### EXTRAIT DU TEXTE
-- -- --
Temporal Motivation Theory
Introduction
Nombreux ont été les travaux issus de la littérature scientifique à avoir été produits concernant la motivation (Dörnyei et Ushioda, 2011). Étudiée sous toutes ses coutures, la motivation, qu’elle soit intrinsèque ou extrinsèque ne cesse de questionner. En effet, les mécanismes complexes à l’œuvre dans le fonctionnement de la motivation humaine nécessitent une approche elle aussi complexe pour être expliqués le plus précisément possible.
Deux acteurs majeurs impliqués dans cette quête de compréhension et de définition de la motivation, Piers Steel et Cornelius J. König se sont attaqués à étudier la motivation sous le versant de la procrastination afin d’observer dans quelles conditions (internes ou externes à l’individu), les stratégies d’auto-régulation de la motivation échouent.
-- -- --
Entrées de données
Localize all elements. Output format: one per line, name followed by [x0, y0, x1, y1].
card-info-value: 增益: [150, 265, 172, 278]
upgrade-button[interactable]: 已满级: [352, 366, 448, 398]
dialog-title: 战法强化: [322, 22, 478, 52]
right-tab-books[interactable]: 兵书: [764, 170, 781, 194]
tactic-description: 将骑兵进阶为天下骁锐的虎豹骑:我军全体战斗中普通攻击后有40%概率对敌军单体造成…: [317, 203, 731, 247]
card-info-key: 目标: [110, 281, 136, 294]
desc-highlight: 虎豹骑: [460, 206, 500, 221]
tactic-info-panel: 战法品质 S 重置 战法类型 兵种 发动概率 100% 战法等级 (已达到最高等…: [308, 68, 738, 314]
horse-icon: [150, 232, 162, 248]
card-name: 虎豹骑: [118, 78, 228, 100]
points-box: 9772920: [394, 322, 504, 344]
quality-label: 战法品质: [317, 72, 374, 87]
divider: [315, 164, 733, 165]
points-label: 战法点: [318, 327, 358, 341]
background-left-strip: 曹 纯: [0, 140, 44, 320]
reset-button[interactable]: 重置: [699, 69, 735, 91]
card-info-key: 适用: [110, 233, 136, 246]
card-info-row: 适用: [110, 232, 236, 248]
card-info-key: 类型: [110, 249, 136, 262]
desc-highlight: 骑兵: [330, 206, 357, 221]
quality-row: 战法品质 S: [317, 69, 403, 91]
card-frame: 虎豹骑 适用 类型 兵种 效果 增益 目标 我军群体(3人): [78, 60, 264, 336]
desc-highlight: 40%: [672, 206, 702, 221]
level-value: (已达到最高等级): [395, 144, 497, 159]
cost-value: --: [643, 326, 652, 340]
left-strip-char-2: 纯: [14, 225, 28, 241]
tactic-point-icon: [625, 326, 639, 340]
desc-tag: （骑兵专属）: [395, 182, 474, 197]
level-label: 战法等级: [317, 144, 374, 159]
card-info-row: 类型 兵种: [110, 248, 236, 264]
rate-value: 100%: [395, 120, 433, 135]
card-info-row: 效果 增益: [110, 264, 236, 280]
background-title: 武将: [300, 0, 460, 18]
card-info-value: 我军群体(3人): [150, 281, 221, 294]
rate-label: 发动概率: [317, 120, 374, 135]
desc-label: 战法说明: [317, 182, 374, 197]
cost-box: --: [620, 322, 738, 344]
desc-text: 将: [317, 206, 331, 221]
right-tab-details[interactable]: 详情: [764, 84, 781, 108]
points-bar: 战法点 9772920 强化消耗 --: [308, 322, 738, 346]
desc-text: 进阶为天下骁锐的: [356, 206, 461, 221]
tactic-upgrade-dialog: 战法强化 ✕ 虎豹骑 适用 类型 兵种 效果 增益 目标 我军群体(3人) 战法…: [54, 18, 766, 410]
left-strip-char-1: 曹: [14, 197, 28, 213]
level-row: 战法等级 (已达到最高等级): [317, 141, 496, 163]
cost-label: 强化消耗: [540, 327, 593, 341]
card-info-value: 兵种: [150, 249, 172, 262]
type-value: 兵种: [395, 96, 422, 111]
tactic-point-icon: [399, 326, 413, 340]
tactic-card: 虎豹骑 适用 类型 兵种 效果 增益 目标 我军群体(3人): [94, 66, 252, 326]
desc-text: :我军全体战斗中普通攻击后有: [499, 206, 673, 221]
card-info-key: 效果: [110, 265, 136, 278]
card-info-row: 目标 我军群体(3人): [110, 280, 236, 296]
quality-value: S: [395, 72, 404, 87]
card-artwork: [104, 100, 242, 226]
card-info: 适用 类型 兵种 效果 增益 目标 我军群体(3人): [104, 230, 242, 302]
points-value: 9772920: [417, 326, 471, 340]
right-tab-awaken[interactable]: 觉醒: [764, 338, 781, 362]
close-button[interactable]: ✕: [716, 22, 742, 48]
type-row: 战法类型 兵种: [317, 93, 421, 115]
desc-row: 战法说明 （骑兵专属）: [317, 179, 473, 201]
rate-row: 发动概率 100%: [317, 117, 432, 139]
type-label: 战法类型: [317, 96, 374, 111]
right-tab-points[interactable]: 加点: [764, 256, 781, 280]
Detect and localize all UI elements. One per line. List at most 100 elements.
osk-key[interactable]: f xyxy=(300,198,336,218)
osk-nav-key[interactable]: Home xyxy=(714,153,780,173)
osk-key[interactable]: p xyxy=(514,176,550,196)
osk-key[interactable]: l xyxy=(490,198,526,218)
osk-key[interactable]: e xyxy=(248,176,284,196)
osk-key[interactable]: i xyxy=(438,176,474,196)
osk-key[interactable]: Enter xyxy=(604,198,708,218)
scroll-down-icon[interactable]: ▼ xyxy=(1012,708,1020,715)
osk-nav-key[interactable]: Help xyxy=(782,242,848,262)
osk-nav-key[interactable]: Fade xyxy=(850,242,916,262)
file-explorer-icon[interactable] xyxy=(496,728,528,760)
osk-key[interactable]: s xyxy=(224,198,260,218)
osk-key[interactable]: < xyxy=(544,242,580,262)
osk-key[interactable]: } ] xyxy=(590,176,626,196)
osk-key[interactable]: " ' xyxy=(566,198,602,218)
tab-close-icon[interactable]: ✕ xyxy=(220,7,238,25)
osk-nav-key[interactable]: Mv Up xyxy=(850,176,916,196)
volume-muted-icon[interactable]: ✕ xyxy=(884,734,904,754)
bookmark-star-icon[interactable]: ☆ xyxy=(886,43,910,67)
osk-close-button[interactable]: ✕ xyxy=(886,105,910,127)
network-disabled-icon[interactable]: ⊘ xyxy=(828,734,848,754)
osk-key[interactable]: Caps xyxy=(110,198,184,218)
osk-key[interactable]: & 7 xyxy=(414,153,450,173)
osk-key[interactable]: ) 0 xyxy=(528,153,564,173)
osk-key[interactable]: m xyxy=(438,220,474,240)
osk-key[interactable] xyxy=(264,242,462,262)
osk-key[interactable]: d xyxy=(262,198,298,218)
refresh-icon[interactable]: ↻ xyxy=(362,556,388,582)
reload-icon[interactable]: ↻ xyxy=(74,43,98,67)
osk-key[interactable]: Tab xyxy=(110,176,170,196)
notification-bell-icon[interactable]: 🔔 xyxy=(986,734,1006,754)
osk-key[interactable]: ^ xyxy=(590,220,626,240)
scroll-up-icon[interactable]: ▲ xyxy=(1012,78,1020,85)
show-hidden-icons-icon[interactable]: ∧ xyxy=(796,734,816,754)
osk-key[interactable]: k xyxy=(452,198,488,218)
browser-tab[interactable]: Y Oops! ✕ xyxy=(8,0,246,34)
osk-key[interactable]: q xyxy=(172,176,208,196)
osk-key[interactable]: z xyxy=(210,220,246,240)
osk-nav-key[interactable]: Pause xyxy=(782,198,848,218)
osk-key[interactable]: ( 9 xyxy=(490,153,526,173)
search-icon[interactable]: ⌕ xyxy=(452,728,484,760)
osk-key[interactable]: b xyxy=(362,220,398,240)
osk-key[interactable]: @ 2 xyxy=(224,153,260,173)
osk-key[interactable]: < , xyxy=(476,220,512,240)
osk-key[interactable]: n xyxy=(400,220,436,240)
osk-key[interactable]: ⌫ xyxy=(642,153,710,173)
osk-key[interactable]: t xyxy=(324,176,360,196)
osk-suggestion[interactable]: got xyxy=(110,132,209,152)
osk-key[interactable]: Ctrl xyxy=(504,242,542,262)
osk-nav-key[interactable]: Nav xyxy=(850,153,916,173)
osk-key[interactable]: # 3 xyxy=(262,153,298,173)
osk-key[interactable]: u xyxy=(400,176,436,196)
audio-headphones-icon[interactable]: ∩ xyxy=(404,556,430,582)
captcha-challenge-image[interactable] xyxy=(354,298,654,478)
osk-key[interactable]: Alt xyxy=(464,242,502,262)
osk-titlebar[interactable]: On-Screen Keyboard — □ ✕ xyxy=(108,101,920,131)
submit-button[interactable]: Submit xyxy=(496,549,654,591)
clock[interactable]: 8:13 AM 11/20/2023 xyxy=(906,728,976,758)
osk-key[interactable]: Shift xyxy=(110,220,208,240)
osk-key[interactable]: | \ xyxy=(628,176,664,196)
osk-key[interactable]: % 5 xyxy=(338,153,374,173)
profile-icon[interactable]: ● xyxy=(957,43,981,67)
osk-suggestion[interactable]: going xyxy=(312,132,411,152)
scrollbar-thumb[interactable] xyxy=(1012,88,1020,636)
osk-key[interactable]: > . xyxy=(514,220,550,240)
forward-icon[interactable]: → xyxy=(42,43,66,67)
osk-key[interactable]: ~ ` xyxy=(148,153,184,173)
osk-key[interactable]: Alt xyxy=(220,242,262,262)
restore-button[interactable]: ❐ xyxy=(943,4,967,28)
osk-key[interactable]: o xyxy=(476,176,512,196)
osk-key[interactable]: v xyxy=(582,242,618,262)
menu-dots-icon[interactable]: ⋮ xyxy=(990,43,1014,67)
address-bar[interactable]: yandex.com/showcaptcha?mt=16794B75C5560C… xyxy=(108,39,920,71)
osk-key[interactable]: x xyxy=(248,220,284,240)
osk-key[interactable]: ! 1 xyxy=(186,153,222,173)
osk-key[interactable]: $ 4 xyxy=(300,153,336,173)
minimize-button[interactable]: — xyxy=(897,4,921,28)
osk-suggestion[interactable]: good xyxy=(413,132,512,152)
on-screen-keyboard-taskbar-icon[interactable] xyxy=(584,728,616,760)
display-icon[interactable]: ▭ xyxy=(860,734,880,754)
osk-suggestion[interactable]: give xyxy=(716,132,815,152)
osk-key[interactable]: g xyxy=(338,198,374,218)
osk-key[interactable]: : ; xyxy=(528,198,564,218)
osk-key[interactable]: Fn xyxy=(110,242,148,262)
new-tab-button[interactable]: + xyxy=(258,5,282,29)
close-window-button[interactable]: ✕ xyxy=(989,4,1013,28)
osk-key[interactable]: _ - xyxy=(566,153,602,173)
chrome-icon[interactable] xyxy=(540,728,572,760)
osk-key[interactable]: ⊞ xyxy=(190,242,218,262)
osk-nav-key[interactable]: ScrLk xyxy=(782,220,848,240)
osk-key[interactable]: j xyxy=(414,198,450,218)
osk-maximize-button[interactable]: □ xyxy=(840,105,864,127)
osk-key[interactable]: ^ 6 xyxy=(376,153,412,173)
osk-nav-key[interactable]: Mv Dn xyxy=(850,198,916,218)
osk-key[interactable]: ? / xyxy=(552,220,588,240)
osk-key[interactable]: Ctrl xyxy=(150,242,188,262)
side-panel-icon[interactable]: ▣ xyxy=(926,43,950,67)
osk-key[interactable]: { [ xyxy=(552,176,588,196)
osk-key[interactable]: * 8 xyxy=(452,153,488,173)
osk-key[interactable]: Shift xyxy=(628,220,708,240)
-- -- --
### TÂCHES À RÉALISER
**1)** Reproduisez fidèlement le passage du texte sur la motivation qui va de « Deux acteurs majeurs » jusqu'à « la motivation échouent. ».
**2)** Dans la liste, réécrivez uniquement les lignes qui vont du début jusqu'à celle contenant « divider: [315, 164, 733, 165] », toutes deux comprises, en remplaçant « card-name » par « card-title » et en laissant tout le reste intact.
Le texte et la liste sont indépendants l'un de l'autre.

### LISTE DES SOLUTIONS
**1)**
Deux acteurs majeurs impliqués dans cette quête de compréhension et de définition de la motivation, Piers Steel et Cornelius J. König se sont attaqués à étudier la motivation sous le versant de la procrastination afin d’observer dans quelles conditions (internes ou externes à l’individu), les stratégies d’auto-régulation de la motivation échouent.

**2)**
Localize all elements. Output format: one per line, name followed by [x0, y0, x1, y1].
card-info-value: 增益: [150, 265, 172, 278]
upgrade-button[interactable]: 已满级: [352, 366, 448, 398]
dialog-title: 战法强化: [322, 22, 478, 52]
right-tab-books[interactable]: 兵书: [764, 170, 781, 194]
tactic-description: 将骑兵进阶为天下骁锐的虎豹骑:我军全体战斗中普通攻击后有40%概率对敌军单体造成…: [317, 203, 731, 247]
card-info-key: 目标: [110, 281, 136, 294]
desc-highlight: 虎豹骑: [460, 206, 500, 221]
tactic-info-panel: 战法品质 S 重置 战法类型 兵种 发动概率 100% 战法等级 (已达到最高等…: [308, 68, 738, 314]
horse-icon: [150, 232, 162, 248]
card-title: 虎豹骑: [118, 78, 228, 100]
points-box: 9772920: [394, 322, 504, 344]
quality-label: 战法品质: [317, 72, 374, 87]
divider: [315, 164, 733, 165]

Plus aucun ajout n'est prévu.